# Data records
----------
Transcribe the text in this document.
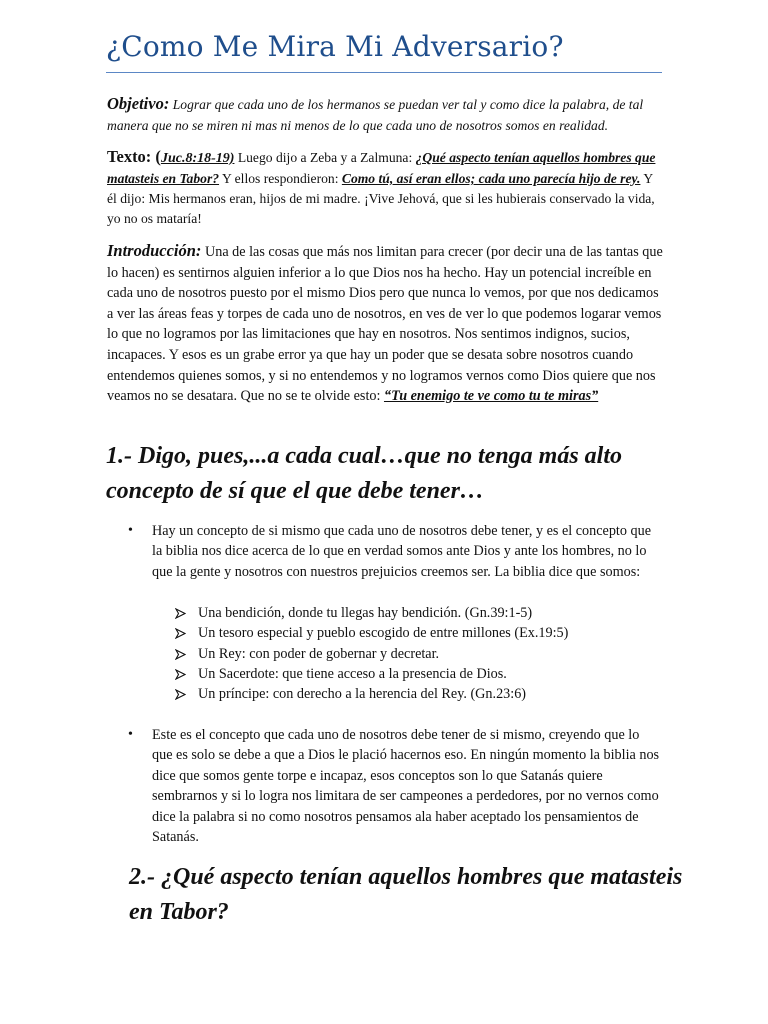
¿Como Me Mira Mi Adversario?
Objetivo: Lograr que cada uno de los hermanos se puedan ver tal y como dice la palabra, de tal manera que no se miren ni mas ni menos de lo que cada uno de nosotros somos en realidad.
Texto: (Juc.8:18-19) Luego dijo a Zeba y a Zalmuna: ¿Qué aspecto tenían aquellos hombres que matasteis en Tabor? Y ellos respondieron: Como tú, así eran ellos; cada uno parecía hijo de rey. Y él dijo: Mis hermanos eran, hijos de mi madre. ¡Vive Jehová, que si les hubierais conservado la vida, yo no os mataría!
Introducción: Una de las cosas que más nos limitan para crecer (por decir una de las tantas que lo hacen) es sentirnos alguien inferior a lo que Dios nos ha hecho. Hay un potencial increíble en cada uno de nosotros puesto por el mismo Dios pero que nunca lo vemos, por que nos dedicamos a ver las áreas feas y torpes de cada uno de nosotros, en ves de ver lo que podemos logarar vemos lo que no logramos por las limitaciones que hay en nosotros. Nos sentimos indignos, sucios, incapaces. Y esos es un grabe error ya que hay un poder que se desata sobre nosotros cuando entendemos quienes somos, y si no entendemos y no logramos vernos como Dios quiere que nos veamos no se desatara. Que no se te olvide esto: “Tu enemigo te ve como tu te miras”
1.- Digo, pues,...a cada cual…que no tenga más alto concepto de sí que el que debe tener…
• Hay un concepto de si mismo que cada uno de nosotros debe tener, y es el concepto que la biblia nos dice acerca de lo que en verdad somos ante Dios y ante los hombres, no lo que la gente y nosotros con nuestros prejuicios creemos ser. La biblia dice que somos:
Una bendición, donde tu llegas hay bendición. (Gn.39:1-5)
Un tesoro especial y pueblo escogido de entre millones (Ex.19:5)
Un Rey: con poder de gobernar y decretar.
Un Sacerdote: que tiene acceso a la presencia de Dios.
Un príncipe: con derecho a la herencia del Rey. (Gn.23:6)
• Este es el concepto que cada uno de nosotros debe tener de si mismo, creyendo que lo que es solo se debe a que a Dios le plació hacernos eso. En ningún momento la biblia nos dice que somos gente torpe e incapaz, esos conceptos son lo que Satanás quiere sembrarnos y si lo logra nos limitara de ser campeones a perdedores, por no vernos como dice la palabra si no como nosotros pensamos ala haber aceptado los pensamientos de Satanás.
2.- ¿Qué aspecto tenían aquellos hombres que matasteis en Tabor?
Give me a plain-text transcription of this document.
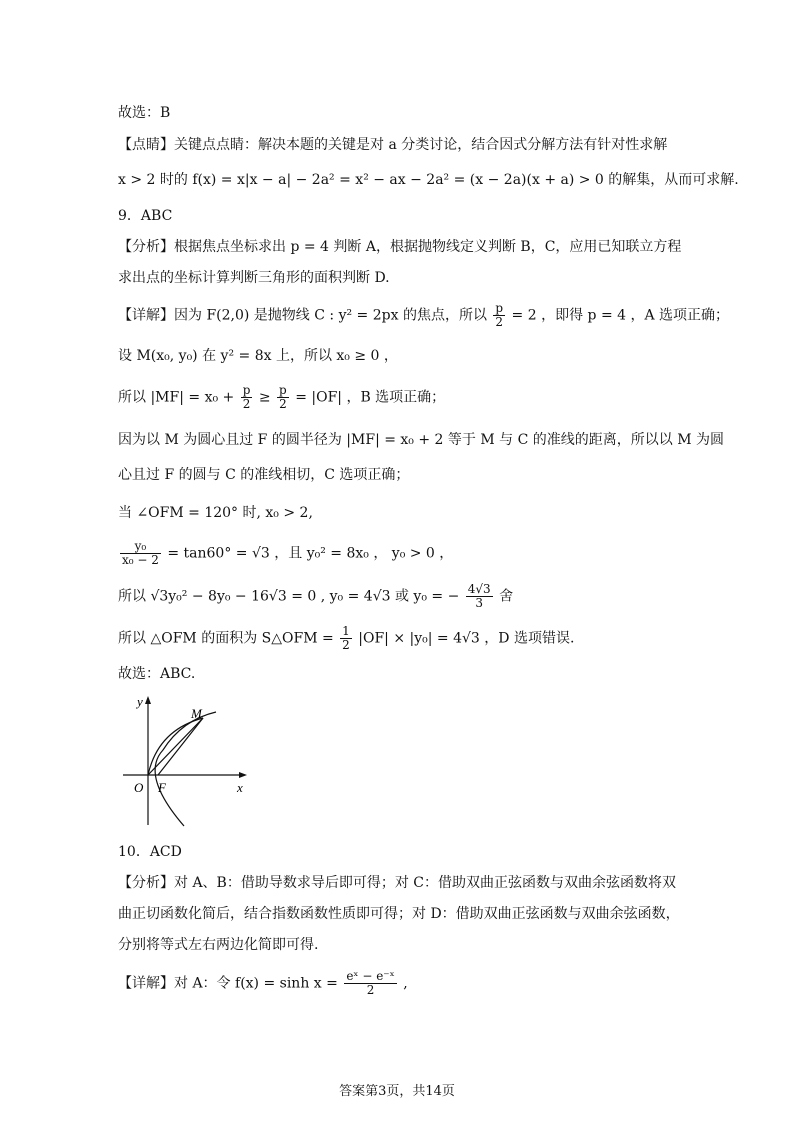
故选：B
【点睛】关键点点睛：解决本题的关键是对 a 分类讨论，结合因式分解方法有针对性求解
x > 2 时的 f(x) = x|x − a| − 2a² = x² − ax − 2a² = (x − 2a)(x + a) > 0 的解集，从而可求解.
9．ABC
【分析】根据焦点坐标求出 p = 4 判断 A，根据抛物线定义判断 B，C，应用已知联立方程
求出点的坐标计算判断三角形的面积判断 D.
【详解】因为 F(2,0) 是抛物线 C : y² = 2px 的焦点，所以 $\frac{p}{2} = 2$ ，即得 p = 4 ，A 选项正确；
设 M(x₀, y₀) 在 y² = 8x 上，所以 x₀ ≥ 0 ，
所以 $|MF| = x_0 + \frac{p}{2} \ge \frac{p}{2} = |OF|$ ，B 选项正确；
因为以 M 为圆心且过 F 的圆半径为 |MF| = x₀ + 2 等于 M 与 C 的准线的距离，所以以 M 为圆
心且过 F 的圆与 C 的准线相切，C 选项正确；
当 ∠OFM = 120° 时, x₀ > 2,
$\frac{\text{y₀}}{\text{x₀ − 2}} = \tan 60^\circ = √3$ ，且 y₀² = 8x₀ ， y₀ > 0 ，
所以 √3y₀² − 8y₀ − 16√3 = 0 , y₀ = 4√3 或 y₀ = − $\frac{4√3}{3}$ 舍
所以 △OFM 的面积为 S△OFM = $\frac{1}{2} |OF| \times |y_0| = 4√3$ ，D 选项错误.
故选：ABC.
y
x
O F
M
10．ACD
【分析】对 A、B：借助导数求导后即可得；对 C：借助双曲正弦函数与双曲余弦函数将双
曲正切函数化简后，结合指数函数性质即可得；对 D：借助双曲正弦函数与双曲余弦函数，
分别将等式左右两边化简即可得.
【详解】对 A：令 $f(x) = \sinh x = \frac{\text{eˣ − e⁻ˣ}}{2}$ ,
答案第3页，共14页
----------
# Task details
Leave images out of the retyped records; keep all else exact.

# Written response
Transcribe the text in this document.
¿Como Me Mira Mi Adversario?
Objetivo: Lograr que cada uno de los hermanos se puedan ver tal y como dice la palabra, de tal manera que no se miren ni mas ni menos de lo que cada uno de nosotros somos en realidad.
Texto: (Juc.8:18-19) Luego dijo a Zeba y a Zalmuna: ¿Qué aspecto tenían aquellos hombres que matasteis en Tabor? Y ellos respondieron: Como tú, así eran ellos; cada uno parecía hijo de rey. Y él dijo: Mis hermanos eran, hijos de mi madre. ¡Vive Jehová, que si les hubierais conservado la vida, yo no os mataría!
Introducción: Una de las cosas que más nos limitan para crecer (por decir una de las tantas que lo hacen) es sentirnos alguien inferior a lo que Dios nos ha hecho. Hay un potencial increíble en cada uno de nosotros puesto por el mismo Dios pero que nunca lo vemos, por que nos dedicamos a ver las áreas feas y torpes de cada uno de nosotros, en ves de ver lo que podemos logarar vemos lo que no logramos por las limitaciones que hay en nosotros. Nos sentimos indignos, sucios, incapaces. Y esos es un grabe error ya que hay un poder que se desata sobre nosotros cuando entendemos quienes somos, y si no entendemos y no logramos vernos como Dios quiere que nos veamos no se desatara. Que no se te olvide esto: “Tu enemigo te ve como tu te miras”
1.- Digo, pues,...a cada cual…que no tenga más alto concepto de sí que el que debe tener…
• Hay un concepto de si mismo que cada uno de nosotros debe tener, y es el concepto que la biblia nos dice acerca de lo que en verdad somos ante Dios y ante los hombres, no lo que la gente y nosotros con nuestros prejuicios creemos ser. La biblia dice que somos:
Una bendición, donde tu llegas hay bendición. (Gn.39:1-5)
Un tesoro especial y pueblo escogido de entre millones (Ex.19:5)
Un Rey: con poder de gobernar y decretar.
Un Sacerdote: que tiene acceso a la presencia de Dios.
Un príncipe: con derecho a la herencia del Rey. (Gn.23:6)
• Este es el concepto que cada uno de nosotros debe tener de si mismo, creyendo que lo que es solo se debe a que a Dios le plació hacernos eso. En ningún momento la biblia nos dice que somos gente torpe e incapaz, esos conceptos son lo que Satanás quiere sembrarnos y si lo logra nos limitara de ser campeones a perdedores, por no vernos como dice la palabra si no como nosotros pensamos ala haber aceptado los pensamientos de Satanás.
2.- ¿Qué aspecto tenían aquellos hombres que matasteis en Tabor?
Give me a plain-text transcription of this document.
故选：B
【点睛】关键点点睛：解决本题的关键是对 a 分类讨论，结合因式分解方法有针对性求解
x > 2 时的 f(x) = x|x − a| − 2a² = x² − ax − 2a² = (x − 2a)(x + a) > 0 的解集，从而可求解.
9．ABC
【分析】根据焦点坐标求出 p = 4 判断 A，根据抛物线定义判断 B，C，应用已知联立方程
求出点的坐标计算判断三角形的面积判断 D.
【详解】因为 F(2,0) 是抛物线 C : y² = 2px 的焦点，所以 $\frac{p}{2} = 2$ ，即得 p = 4 ，A 选项正确；
设 M(x₀, y₀) 在 y² = 8x 上，所以 x₀ ≥ 0 ，
所以 $|MF| = x_0 + \frac{p}{2} \ge \frac{p}{2} = |OF|$ ，B 选项正确；
因为以 M 为圆心且过 F 的圆半径为 |MF| = x₀ + 2 等于 M 与 C 的准线的距离，所以以 M 为圆
心且过 F 的圆与 C 的准线相切，C 选项正确；
当 ∠OFM = 120° 时, x₀ > 2,
$\frac{\text{y₀}}{\text{x₀ − 2}} = \tan 60^\circ = √3$ ，且 y₀² = 8x₀ ， y₀ > 0 ，
所以 √3y₀² − 8y₀ − 16√3 = 0 , y₀ = 4√3 或 y₀ = − $\frac{4√3}{3}$ 舍
所以 △OFM 的面积为 S△OFM = $\frac{1}{2} |OF| \times |y_0| = 4√3$ ，D 选项错误.
故选：ABC.
y
x
O F
M
10．ACD
【分析】对 A、B：借助导数求导后即可得；对 C：借助双曲正弦函数与双曲余弦函数将双
曲正切函数化简后，结合指数函数性质即可得；对 D：借助双曲正弦函数与双曲余弦函数，
分别将等式左右两边化简即可得.
【详解】对 A：令 $f(x) = \sinh x = \frac{\text{eˣ − e⁻ˣ}}{2}$ ,
答案第3页，共14页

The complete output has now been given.